[Start Given data]

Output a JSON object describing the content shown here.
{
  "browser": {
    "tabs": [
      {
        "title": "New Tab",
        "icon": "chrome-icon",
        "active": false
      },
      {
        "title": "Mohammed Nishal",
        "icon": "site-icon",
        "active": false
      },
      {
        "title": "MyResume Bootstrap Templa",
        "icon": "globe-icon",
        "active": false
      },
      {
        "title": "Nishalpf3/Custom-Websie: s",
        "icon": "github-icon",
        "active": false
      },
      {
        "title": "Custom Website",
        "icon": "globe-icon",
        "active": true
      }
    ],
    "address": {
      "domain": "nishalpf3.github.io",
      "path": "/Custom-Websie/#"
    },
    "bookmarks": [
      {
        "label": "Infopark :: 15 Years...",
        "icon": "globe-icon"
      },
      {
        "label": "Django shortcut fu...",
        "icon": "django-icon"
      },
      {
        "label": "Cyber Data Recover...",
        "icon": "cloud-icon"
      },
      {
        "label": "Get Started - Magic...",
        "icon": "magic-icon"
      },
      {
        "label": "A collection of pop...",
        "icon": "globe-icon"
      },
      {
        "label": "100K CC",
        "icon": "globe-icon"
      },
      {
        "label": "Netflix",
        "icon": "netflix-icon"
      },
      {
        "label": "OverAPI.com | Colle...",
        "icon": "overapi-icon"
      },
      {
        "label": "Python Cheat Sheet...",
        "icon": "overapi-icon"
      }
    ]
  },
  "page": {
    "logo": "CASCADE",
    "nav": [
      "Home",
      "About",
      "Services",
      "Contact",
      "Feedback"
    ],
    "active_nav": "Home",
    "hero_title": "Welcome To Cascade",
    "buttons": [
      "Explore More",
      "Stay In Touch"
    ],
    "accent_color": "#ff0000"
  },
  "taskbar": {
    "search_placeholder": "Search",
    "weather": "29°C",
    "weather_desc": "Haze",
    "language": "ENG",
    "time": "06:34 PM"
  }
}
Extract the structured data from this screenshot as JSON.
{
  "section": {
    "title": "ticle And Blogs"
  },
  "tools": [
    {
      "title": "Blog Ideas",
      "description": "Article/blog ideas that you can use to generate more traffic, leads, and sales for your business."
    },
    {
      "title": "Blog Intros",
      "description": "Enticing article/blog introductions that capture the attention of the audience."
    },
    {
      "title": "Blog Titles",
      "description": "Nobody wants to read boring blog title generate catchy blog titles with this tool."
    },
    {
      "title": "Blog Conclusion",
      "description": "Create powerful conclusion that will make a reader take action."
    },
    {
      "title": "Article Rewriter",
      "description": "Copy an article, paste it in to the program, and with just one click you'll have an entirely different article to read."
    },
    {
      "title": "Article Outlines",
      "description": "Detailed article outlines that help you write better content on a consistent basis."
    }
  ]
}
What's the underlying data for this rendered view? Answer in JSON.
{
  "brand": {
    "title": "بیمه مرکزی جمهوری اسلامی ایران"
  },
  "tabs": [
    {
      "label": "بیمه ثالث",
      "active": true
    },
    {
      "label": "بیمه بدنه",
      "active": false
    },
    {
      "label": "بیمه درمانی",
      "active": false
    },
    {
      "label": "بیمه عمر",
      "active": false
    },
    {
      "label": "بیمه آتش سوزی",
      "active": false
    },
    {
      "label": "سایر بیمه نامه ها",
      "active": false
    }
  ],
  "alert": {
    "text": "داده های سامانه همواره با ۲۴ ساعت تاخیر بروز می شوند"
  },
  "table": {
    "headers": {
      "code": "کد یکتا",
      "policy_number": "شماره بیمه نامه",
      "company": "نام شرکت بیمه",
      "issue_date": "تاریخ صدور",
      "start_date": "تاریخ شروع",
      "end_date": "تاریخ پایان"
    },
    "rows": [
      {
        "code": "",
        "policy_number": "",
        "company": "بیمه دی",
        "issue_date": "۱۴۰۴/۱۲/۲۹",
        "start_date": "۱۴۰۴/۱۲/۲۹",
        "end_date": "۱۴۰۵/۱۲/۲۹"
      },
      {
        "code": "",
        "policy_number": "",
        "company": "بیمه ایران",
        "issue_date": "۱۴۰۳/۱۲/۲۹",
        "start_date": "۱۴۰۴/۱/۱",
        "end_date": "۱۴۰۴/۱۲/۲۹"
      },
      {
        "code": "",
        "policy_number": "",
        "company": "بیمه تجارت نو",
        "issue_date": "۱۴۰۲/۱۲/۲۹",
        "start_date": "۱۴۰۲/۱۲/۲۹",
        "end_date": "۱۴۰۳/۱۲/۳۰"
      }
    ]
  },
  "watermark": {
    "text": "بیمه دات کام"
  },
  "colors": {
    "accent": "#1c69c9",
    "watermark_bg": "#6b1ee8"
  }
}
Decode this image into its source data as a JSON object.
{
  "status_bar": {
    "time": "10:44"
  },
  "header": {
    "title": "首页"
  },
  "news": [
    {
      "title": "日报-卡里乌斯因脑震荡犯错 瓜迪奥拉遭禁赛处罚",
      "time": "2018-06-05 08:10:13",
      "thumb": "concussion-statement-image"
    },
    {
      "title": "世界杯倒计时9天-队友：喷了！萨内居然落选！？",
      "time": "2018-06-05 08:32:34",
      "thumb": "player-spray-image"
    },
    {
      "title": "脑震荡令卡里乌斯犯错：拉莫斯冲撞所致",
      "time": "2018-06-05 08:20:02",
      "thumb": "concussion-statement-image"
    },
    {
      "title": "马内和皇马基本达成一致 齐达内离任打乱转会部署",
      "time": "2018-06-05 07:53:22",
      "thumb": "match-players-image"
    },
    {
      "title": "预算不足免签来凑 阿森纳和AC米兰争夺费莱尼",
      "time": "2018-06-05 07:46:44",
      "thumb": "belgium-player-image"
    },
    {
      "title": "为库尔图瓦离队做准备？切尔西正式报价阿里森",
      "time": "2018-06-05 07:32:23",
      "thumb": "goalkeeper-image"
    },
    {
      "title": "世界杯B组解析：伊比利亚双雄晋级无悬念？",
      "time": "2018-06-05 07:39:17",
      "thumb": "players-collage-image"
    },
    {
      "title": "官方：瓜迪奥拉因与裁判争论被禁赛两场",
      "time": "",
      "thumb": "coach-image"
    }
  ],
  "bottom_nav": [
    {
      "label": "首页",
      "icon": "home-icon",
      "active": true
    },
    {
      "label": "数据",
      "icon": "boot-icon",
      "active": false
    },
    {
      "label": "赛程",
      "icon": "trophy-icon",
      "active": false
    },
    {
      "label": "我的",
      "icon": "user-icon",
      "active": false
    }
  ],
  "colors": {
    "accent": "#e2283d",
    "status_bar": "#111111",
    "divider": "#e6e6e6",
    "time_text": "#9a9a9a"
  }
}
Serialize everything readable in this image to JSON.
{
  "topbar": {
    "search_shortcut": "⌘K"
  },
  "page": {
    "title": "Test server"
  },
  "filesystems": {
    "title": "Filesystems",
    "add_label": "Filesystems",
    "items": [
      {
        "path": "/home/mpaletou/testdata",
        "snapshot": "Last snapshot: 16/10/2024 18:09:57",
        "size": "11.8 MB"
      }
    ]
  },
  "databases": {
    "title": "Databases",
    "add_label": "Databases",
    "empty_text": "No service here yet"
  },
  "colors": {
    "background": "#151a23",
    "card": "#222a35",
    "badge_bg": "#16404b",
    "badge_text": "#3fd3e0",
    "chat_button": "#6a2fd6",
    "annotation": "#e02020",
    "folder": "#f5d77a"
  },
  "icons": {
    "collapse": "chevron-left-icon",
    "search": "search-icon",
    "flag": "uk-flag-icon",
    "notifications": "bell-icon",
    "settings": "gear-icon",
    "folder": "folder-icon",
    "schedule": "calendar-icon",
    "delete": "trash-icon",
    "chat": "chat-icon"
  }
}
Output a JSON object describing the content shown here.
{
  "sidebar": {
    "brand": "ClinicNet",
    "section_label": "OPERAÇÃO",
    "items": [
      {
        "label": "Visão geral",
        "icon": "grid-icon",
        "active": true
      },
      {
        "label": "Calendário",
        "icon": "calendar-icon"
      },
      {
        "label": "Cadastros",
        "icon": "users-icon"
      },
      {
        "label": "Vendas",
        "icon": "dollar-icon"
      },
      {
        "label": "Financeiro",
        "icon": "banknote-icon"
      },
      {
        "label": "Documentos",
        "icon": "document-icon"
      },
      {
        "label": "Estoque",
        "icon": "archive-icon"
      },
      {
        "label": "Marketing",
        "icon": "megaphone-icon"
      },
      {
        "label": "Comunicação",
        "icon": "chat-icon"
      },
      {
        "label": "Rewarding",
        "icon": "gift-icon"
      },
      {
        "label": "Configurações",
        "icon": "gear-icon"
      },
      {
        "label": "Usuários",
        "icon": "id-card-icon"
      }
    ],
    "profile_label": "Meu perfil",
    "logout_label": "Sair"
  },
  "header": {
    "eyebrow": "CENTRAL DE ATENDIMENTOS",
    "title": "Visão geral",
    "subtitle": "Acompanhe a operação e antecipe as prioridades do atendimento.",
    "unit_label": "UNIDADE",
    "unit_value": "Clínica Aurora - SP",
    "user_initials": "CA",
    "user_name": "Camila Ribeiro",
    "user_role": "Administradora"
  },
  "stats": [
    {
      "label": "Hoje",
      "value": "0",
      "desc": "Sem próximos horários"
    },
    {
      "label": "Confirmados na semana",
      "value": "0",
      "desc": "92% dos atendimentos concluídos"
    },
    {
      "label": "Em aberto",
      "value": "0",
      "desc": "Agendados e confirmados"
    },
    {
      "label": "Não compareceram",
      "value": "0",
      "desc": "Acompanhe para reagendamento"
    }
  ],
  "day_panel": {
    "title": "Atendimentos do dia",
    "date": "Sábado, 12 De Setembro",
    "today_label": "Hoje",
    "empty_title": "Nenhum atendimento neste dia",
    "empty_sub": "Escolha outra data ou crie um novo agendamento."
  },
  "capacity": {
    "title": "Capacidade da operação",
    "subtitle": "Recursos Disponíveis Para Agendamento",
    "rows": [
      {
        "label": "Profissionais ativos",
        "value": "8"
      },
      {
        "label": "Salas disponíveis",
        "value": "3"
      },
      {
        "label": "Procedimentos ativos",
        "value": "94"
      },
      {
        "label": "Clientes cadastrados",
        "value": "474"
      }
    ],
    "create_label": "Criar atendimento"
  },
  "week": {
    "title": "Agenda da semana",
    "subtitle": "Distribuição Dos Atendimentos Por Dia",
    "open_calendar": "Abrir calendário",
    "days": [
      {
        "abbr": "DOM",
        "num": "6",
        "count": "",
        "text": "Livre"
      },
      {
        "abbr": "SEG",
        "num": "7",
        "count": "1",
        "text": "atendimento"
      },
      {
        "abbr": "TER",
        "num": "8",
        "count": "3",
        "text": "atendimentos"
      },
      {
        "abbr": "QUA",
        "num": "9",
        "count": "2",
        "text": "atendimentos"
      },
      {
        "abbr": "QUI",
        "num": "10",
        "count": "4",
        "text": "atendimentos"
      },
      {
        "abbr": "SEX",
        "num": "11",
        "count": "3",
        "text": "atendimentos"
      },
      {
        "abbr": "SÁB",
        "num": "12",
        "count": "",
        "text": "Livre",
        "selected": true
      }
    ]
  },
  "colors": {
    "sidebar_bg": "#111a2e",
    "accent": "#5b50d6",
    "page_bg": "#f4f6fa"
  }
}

[End Given data]

Copy every line above in which the string "players" shows up.

**Problem solution:**
      "thumb": "match-players-image"
      "thumb": "players-collage-image"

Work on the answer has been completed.